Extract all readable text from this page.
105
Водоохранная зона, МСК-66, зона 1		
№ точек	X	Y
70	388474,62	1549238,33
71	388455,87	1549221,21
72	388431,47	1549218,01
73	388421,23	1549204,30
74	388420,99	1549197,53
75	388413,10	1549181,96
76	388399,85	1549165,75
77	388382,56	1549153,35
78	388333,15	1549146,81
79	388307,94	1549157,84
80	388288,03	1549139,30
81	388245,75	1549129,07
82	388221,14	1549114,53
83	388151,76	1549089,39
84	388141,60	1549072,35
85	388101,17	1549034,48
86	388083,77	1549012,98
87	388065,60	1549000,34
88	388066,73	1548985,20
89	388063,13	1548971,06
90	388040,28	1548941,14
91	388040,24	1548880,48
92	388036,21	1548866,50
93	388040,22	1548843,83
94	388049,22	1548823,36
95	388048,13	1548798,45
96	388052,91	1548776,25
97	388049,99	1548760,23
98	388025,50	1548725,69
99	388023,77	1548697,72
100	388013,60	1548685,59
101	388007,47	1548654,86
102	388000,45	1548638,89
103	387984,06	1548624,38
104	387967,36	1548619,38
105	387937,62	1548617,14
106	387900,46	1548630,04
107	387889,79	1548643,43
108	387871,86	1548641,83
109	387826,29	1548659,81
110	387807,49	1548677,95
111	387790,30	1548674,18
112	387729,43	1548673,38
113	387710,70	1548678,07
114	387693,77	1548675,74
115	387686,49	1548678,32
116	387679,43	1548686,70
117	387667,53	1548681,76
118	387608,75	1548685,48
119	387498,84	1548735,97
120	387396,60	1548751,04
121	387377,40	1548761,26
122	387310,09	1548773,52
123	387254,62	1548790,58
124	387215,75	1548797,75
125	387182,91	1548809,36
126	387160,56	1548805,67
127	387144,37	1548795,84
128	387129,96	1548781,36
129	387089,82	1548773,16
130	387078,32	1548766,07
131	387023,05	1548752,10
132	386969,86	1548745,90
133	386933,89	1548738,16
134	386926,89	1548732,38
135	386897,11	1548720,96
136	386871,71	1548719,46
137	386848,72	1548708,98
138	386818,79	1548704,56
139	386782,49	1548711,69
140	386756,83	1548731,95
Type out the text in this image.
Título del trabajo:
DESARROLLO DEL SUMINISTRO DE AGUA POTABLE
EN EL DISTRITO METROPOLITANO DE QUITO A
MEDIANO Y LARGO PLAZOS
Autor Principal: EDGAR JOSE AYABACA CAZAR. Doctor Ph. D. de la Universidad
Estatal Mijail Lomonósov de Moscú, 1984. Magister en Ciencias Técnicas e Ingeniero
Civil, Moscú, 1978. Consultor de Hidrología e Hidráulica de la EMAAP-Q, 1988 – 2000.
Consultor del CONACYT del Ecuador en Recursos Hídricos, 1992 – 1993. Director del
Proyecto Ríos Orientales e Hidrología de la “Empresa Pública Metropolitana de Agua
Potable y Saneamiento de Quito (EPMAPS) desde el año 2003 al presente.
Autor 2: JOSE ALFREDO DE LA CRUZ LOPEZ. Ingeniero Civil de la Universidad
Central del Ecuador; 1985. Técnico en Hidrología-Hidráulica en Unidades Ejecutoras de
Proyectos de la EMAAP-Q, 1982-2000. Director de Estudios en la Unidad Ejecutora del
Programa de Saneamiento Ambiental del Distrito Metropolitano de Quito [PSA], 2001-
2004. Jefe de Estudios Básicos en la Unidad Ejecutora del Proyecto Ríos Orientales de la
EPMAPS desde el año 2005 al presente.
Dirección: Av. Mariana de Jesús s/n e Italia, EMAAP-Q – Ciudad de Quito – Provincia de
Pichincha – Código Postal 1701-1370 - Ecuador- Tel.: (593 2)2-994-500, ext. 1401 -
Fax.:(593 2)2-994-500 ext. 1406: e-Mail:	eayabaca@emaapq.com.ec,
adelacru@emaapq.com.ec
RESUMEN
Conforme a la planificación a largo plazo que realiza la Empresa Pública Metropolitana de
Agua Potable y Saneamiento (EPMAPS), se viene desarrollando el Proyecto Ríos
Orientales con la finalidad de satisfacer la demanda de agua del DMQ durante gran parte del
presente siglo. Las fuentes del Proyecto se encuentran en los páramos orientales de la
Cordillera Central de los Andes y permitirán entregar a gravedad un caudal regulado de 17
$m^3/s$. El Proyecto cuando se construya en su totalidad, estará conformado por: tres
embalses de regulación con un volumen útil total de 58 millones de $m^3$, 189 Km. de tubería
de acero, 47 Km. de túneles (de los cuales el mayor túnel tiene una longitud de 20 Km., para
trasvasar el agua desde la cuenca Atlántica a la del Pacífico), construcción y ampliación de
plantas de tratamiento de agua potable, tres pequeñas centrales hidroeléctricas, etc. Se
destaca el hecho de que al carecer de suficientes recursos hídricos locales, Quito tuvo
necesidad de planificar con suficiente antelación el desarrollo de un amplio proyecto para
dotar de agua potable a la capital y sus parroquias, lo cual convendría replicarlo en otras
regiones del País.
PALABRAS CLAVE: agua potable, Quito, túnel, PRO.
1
□ □ □
◆ **TASK DETAILS**
Copy all the records above exactly, missing none.

◆ **RESPONSE TO THIS EXERCISE**
Extract all readable text from this page.
105
Водоохранная зона, МСК-66, зона 1		
№ точек	X	Y
70	388474,62	1549238,33
71	388455,87	1549221,21
72	388431,47	1549218,01
73	388421,23	1549204,30
74	388420,99	1549197,53
75	388413,10	1549181,96
76	388399,85	1549165,75
77	388382,56	1549153,35
78	388333,15	1549146,81
79	388307,94	1549157,84
80	388288,03	1549139,30
81	388245,75	1549129,07
82	388221,14	1549114,53
83	388151,76	1549089,39
84	388141,60	1549072,35
85	388101,17	1549034,48
86	388083,77	1549012,98
87	388065,60	1549000,34
88	388066,73	1548985,20
89	388063,13	1548971,06
90	388040,28	1548941,14
91	388040,24	1548880,48
92	388036,21	1548866,50
93	388040,22	1548843,83
94	388049,22	1548823,36
95	388048,13	1548798,45
96	388052,91	1548776,25
97	388049,99	1548760,23
98	388025,50	1548725,69
99	388023,77	1548697,72
100	388013,60	1548685,59
101	388007,47	1548654,86
102	388000,45	1548638,89
103	387984,06	1548624,38
104	387967,36	1548619,38
105	387937,62	1548617,14
106	387900,46	1548630,04
107	387889,79	1548643,43
108	387871,86	1548641,83
109	387826,29	1548659,81
110	387807,49	1548677,95
111	387790,30	1548674,18
112	387729,43	1548673,38
113	387710,70	1548678,07
114	387693,77	1548675,74
115	387686,49	1548678,32
116	387679,43	1548686,70
117	387667,53	1548681,76
118	387608,75	1548685,48
119	387498,84	1548735,97
120	387396,60	1548751,04
121	387377,40	1548761,26
122	387310,09	1548773,52
123	387254,62	1548790,58
124	387215,75	1548797,75
125	387182,91	1548809,36
126	387160,56	1548805,67
127	387144,37	1548795,84
128	387129,96	1548781,36
129	387089,82	1548773,16
130	387078,32	1548766,07
131	387023,05	1548752,10
132	386969,86	1548745,90
133	386933,89	1548738,16
134	386926,89	1548732,38
135	386897,11	1548720,96
136	386871,71	1548719,46
137	386848,72	1548708,98
138	386818,79	1548704,56
139	386782,49	1548711,69
140	386756,83	1548731,95
Type out the text in this image.
Título del trabajo:
DESARROLLO DEL SUMINISTRO DE AGUA POTABLE
EN EL DISTRITO METROPOLITANO DE QUITO A
MEDIANO Y LARGO PLAZOS
Autor Principal: EDGAR JOSE AYABACA CAZAR. Doctor Ph. D. de la Universidad
Estatal Mijail Lomonósov de Moscú, 1984. Magister en Ciencias Técnicas e Ingeniero
Civil, Moscú, 1978. Consultor de Hidrología e Hidráulica de la EMAAP-Q, 1988 – 2000.
Consultor del CONACYT del Ecuador en Recursos Hídricos, 1992 – 1993. Director del
Proyecto Ríos Orientales e Hidrología de la “Empresa Pública Metropolitana de Agua
Potable y Saneamiento de Quito (EPMAPS) desde el año 2003 al presente.
Autor 2: JOSE ALFREDO DE LA CRUZ LOPEZ. Ingeniero Civil de la Universidad
Central del Ecuador; 1985. Técnico en Hidrología-Hidráulica en Unidades Ejecutoras de
Proyectos de la EMAAP-Q, 1982-2000. Director de Estudios en la Unidad Ejecutora del
Programa de Saneamiento Ambiental del Distrito Metropolitano de Quito [PSA], 2001-
2004. Jefe de Estudios Básicos en la Unidad Ejecutora del Proyecto Ríos Orientales de la
EPMAPS desde el año 2005 al presente.
Dirección: Av. Mariana de Jesús s/n e Italia, EMAAP-Q – Ciudad de Quito – Provincia de
Pichincha – Código Postal 1701-1370 - Ecuador- Tel.: (593 2)2-994-500, ext. 1401 -
Fax.:(593 2)2-994-500 ext. 1406: e-Mail:	eayabaca@emaapq.com.ec,
adelacru@emaapq.com.ec
RESUMEN
Conforme a la planificación a largo plazo que realiza la Empresa Pública Metropolitana de
Agua Potable y Saneamiento (EPMAPS), se viene desarrollando el Proyecto Ríos
Orientales con la finalidad de satisfacer la demanda de agua del DMQ durante gran parte del
presente siglo. Las fuentes del Proyecto se encuentran en los páramos orientales de la
Cordillera Central de los Andes y permitirán entregar a gravedad un caudal regulado de 17
$m^3/s$. El Proyecto cuando se construya en su totalidad, estará conformado por: tres
embalses de regulación con un volumen útil total de 58 millones de $m^3$, 189 Km. de tubería
de acero, 47 Km. de túneles (de los cuales el mayor túnel tiene una longitud de 20 Km., para
trasvasar el agua desde la cuenca Atlántica a la del Pacífico), construcción y ampliación de
plantas de tratamiento de agua potable, tres pequeñas centrales hidroeléctricas, etc. Se
destaca el hecho de que al carecer de suficientes recursos hídricos locales, Quito tuvo
necesidad de planificar con suficiente antelación el desarrollo de un amplio proyecto para
dotar de agua potable a la capital y sus parroquias, lo cual convendría replicarlo en otras
regiones del País.
PALABRAS CLAVE: agua potable, Quito, túnel, PRO.
1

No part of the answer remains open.